Given task:
Where a line in the listing below contains the word "name", copy that line.

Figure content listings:
******
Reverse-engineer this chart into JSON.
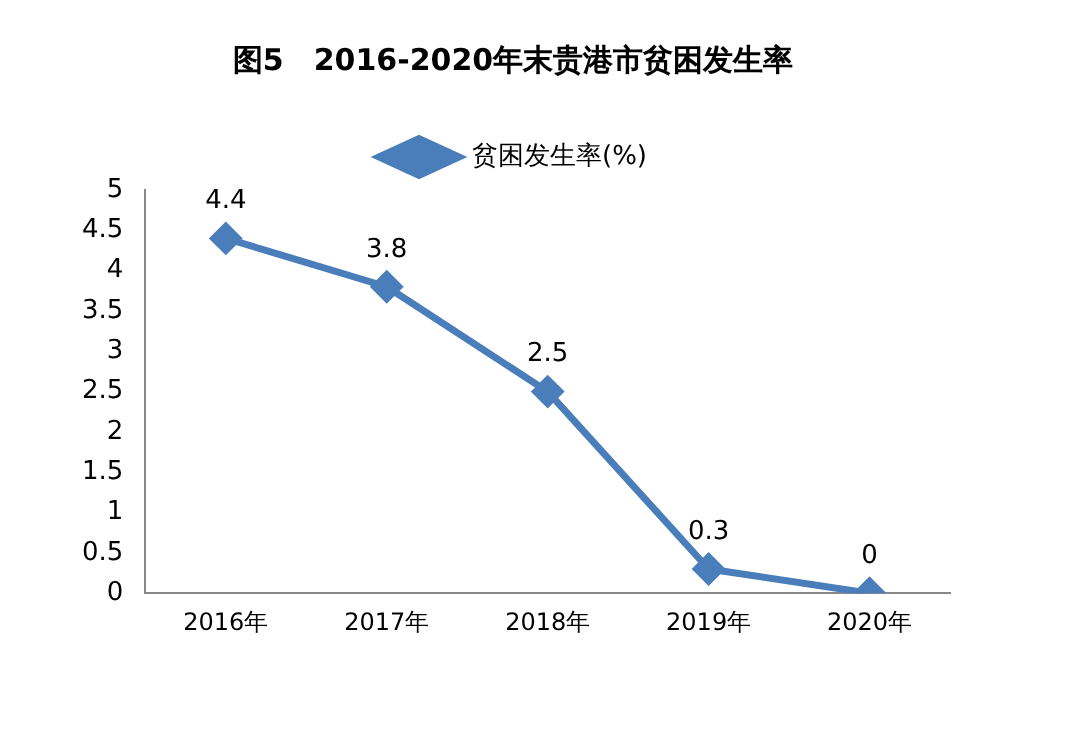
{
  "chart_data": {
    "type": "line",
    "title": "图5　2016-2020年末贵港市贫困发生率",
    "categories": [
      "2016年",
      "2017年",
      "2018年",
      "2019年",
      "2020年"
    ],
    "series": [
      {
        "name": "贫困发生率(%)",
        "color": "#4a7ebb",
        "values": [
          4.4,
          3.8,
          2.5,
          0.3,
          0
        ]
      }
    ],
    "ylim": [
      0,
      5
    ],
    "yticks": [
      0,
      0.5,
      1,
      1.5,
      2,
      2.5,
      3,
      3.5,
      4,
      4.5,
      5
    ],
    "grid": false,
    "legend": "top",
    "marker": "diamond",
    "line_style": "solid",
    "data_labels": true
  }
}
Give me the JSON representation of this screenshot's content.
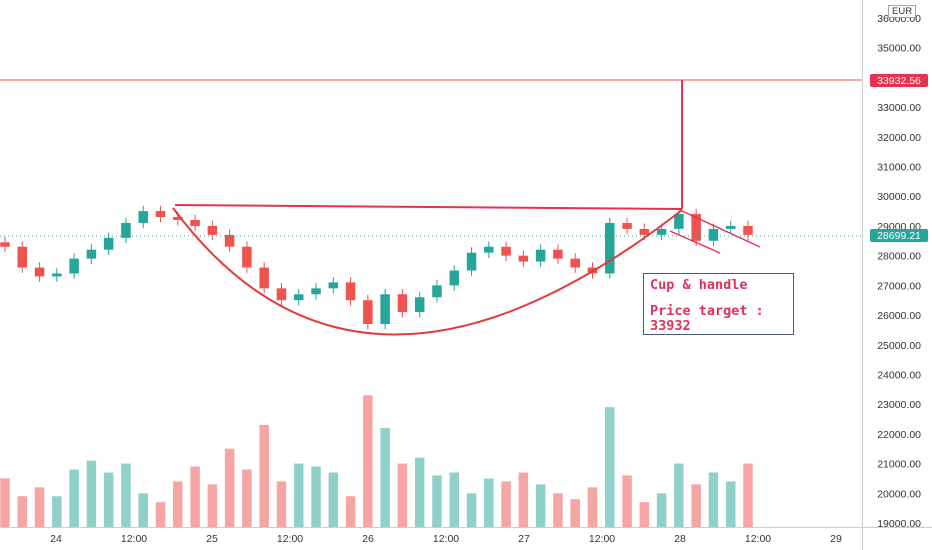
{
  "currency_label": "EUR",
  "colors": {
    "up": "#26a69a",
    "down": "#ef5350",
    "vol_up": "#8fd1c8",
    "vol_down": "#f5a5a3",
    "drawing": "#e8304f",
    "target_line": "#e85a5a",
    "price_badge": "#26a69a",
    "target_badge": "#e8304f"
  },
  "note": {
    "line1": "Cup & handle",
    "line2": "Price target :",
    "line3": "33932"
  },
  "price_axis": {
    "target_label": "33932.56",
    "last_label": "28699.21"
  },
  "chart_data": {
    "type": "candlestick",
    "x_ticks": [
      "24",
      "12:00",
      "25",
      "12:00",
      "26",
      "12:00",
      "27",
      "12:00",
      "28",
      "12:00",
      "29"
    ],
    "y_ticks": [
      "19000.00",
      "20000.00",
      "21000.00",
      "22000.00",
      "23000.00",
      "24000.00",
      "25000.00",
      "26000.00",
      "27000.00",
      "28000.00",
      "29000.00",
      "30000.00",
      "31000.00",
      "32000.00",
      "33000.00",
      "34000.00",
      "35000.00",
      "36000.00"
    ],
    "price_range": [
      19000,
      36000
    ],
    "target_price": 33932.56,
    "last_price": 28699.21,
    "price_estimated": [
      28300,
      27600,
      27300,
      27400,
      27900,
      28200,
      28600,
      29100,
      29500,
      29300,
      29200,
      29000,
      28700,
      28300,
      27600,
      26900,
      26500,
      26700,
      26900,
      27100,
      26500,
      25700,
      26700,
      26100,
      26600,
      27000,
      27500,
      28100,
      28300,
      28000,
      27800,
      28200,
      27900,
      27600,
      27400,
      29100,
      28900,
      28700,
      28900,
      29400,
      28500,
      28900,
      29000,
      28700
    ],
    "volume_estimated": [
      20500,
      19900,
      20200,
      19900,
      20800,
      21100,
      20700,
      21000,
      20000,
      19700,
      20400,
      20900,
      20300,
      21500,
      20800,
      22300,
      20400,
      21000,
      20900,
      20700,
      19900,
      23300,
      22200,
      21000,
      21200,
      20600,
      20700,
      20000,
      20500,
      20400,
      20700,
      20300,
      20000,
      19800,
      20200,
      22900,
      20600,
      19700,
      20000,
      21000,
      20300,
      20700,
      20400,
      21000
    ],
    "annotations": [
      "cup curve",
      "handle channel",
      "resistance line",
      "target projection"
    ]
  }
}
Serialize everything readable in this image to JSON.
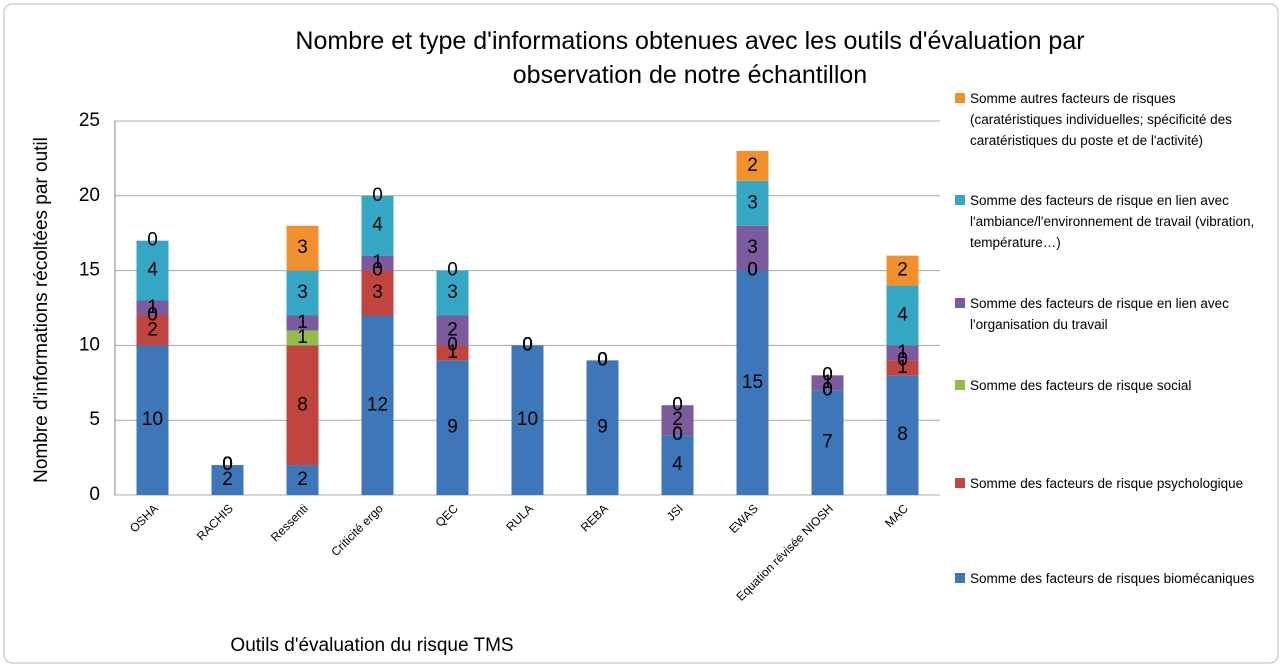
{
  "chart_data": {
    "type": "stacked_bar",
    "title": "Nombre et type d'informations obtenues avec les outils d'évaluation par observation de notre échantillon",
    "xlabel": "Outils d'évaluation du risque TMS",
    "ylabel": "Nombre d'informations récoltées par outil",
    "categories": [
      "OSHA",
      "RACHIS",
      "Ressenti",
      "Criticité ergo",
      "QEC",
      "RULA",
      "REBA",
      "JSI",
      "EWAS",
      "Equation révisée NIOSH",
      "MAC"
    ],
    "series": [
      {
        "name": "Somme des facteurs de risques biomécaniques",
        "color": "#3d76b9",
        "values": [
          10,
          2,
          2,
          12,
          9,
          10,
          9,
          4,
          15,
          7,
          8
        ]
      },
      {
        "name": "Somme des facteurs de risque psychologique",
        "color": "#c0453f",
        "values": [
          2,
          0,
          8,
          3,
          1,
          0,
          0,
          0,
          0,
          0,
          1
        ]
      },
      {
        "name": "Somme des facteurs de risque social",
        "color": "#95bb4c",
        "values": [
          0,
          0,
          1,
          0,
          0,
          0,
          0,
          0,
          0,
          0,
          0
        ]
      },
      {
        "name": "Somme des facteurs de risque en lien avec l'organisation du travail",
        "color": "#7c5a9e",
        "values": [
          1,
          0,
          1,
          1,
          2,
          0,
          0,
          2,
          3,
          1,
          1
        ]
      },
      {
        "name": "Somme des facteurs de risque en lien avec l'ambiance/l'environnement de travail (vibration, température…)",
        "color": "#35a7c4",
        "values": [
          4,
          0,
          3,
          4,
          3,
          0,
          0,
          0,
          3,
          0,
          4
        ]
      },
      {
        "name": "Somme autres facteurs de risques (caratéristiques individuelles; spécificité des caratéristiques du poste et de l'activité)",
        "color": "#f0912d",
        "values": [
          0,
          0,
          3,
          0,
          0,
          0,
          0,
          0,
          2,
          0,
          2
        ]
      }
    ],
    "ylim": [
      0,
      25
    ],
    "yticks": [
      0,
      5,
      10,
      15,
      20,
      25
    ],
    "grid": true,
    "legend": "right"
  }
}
******
Written solution:
        "name": "贫困发生率(%)",
        "name": "Somme des facteurs de risques biomécaniques",
        "name": "Somme des facteurs de risque psychologique",
        "name": "Somme des facteurs de risque social",
        "name": "Somme des facteurs de risque en lien avec l'organisation du travail",
        "name": "Somme des facteurs de risque en lien avec l'ambiance/l'environnement de travail (vibration, température…)",
        "name": "Somme autres facteurs de risques (caratéristiques individuelles; spécificité des caratéristiques du poste et de l'activité)",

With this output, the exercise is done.